Extracted data entries:
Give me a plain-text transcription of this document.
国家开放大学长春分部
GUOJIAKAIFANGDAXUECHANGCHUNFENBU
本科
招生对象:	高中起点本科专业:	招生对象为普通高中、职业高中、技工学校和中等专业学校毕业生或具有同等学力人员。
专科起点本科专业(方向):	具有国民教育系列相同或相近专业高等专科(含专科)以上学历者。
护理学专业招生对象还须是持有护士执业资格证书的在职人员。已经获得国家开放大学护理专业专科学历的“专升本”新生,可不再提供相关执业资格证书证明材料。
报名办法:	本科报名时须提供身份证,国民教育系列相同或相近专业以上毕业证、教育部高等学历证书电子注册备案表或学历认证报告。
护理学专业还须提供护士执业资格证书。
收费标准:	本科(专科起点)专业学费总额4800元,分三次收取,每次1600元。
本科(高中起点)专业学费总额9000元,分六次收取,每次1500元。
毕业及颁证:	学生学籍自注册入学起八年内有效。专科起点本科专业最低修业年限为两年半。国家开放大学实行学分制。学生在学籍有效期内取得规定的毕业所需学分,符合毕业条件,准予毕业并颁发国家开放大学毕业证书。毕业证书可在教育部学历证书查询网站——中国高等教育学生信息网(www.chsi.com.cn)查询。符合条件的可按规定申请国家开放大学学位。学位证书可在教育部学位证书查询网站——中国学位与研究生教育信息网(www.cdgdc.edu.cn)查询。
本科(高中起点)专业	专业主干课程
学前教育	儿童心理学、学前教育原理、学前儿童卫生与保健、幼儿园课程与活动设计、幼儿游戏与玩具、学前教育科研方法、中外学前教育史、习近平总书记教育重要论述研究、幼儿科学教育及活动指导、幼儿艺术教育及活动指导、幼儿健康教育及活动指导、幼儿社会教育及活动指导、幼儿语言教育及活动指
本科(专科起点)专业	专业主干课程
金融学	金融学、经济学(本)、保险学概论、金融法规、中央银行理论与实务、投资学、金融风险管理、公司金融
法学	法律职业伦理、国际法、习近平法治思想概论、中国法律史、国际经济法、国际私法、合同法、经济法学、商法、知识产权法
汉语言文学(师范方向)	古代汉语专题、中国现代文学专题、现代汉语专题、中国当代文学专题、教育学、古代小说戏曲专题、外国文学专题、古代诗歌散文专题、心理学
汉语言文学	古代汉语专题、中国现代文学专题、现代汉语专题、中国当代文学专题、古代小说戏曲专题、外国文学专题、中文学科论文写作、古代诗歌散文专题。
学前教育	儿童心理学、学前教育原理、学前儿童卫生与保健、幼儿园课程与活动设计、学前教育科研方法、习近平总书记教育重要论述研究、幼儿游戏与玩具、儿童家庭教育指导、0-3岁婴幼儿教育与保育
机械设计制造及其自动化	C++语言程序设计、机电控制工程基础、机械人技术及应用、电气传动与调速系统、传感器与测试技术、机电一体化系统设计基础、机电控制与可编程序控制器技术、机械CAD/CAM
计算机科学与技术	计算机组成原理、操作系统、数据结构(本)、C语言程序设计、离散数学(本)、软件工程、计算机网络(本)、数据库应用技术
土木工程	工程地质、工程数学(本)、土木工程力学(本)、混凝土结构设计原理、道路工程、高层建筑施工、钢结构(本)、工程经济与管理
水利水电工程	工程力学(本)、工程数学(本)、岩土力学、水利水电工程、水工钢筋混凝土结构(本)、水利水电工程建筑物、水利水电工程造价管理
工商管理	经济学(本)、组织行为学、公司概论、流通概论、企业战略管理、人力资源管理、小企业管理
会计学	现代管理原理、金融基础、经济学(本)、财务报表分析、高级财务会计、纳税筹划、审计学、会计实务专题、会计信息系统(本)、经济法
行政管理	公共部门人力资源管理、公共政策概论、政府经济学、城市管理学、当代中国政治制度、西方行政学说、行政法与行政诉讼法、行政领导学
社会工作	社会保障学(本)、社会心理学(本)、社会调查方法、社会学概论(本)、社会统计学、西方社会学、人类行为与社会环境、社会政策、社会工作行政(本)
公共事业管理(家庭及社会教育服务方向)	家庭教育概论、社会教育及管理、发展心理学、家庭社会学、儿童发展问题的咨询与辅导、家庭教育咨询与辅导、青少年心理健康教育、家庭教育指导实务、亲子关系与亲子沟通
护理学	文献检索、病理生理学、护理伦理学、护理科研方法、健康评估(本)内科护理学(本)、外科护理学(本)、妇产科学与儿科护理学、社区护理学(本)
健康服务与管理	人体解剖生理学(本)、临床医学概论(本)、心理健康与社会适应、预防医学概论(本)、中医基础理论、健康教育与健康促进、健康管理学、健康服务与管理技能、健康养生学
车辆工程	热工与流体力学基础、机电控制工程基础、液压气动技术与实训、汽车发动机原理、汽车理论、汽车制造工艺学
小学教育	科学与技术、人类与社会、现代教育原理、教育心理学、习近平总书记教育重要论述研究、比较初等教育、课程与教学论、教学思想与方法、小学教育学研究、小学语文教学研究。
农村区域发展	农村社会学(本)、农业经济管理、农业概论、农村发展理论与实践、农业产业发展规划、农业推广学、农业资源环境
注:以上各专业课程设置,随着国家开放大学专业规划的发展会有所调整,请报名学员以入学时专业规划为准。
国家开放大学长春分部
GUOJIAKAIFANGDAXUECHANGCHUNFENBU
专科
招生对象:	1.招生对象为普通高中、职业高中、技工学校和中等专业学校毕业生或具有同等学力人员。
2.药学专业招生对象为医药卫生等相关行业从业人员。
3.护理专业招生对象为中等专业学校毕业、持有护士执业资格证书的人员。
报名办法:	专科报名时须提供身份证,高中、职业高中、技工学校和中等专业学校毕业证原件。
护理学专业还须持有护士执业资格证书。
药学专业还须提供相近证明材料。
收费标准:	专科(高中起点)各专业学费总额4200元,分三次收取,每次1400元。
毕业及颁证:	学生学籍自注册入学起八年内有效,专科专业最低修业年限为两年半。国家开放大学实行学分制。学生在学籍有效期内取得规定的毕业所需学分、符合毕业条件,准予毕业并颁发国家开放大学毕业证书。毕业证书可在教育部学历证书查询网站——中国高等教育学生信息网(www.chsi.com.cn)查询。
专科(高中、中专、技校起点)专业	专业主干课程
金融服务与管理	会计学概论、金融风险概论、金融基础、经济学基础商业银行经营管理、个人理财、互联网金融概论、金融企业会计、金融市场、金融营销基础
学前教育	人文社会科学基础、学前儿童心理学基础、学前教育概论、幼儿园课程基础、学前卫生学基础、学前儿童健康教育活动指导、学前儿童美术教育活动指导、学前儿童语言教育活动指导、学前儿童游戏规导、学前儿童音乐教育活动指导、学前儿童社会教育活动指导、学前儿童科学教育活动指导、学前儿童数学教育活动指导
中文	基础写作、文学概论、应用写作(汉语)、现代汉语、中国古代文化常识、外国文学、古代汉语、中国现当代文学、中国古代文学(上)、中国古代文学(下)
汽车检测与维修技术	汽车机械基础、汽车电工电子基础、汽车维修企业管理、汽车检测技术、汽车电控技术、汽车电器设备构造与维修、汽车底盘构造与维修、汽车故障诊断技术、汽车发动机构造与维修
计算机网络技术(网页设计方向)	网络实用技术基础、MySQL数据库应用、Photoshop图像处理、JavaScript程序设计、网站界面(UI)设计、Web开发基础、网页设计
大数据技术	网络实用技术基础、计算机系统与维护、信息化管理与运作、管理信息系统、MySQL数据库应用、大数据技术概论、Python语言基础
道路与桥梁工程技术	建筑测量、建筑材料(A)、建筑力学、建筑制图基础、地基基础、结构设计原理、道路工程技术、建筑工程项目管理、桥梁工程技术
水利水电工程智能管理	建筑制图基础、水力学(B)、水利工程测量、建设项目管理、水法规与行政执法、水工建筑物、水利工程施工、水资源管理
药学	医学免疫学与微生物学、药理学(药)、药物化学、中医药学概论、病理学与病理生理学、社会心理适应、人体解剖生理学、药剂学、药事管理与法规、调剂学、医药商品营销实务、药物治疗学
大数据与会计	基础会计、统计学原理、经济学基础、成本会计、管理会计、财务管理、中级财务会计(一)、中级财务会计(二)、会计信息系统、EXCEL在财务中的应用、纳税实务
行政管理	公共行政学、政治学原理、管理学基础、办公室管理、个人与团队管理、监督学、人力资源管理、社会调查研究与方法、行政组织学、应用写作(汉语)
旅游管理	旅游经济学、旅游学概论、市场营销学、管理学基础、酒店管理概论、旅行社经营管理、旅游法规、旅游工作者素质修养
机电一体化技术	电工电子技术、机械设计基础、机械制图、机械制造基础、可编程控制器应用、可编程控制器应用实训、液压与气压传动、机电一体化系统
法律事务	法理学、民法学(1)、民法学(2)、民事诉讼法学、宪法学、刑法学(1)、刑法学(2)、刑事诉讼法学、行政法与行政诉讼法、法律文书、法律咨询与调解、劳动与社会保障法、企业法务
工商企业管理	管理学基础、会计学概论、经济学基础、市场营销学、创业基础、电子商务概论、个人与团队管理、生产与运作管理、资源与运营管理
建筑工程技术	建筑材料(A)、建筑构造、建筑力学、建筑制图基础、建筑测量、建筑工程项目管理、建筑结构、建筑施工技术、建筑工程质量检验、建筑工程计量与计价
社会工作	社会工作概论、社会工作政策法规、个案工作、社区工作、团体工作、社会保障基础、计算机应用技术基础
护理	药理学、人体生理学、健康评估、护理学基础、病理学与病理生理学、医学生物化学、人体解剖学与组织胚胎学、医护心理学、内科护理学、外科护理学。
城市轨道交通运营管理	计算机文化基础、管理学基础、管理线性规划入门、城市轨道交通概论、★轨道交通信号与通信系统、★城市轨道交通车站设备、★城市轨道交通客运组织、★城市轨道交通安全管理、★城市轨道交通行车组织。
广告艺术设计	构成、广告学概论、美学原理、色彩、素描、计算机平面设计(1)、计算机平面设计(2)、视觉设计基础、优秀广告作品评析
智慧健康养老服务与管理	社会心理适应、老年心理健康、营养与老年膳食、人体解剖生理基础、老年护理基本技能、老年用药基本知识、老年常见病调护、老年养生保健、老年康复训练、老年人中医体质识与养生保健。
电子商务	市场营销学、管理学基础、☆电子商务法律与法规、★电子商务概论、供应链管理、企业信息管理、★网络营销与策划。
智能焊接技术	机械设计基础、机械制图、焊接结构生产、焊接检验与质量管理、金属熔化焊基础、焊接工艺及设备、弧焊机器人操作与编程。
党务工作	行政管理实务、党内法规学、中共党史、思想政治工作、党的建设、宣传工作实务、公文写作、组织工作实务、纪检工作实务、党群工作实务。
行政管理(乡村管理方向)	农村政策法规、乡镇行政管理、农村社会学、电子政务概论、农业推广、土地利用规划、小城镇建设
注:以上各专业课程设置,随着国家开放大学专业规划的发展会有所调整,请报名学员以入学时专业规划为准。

# To do
The answer is the number of lines in the preceding material that hold "健康评估"; write that number and nothing else.

# The solution
2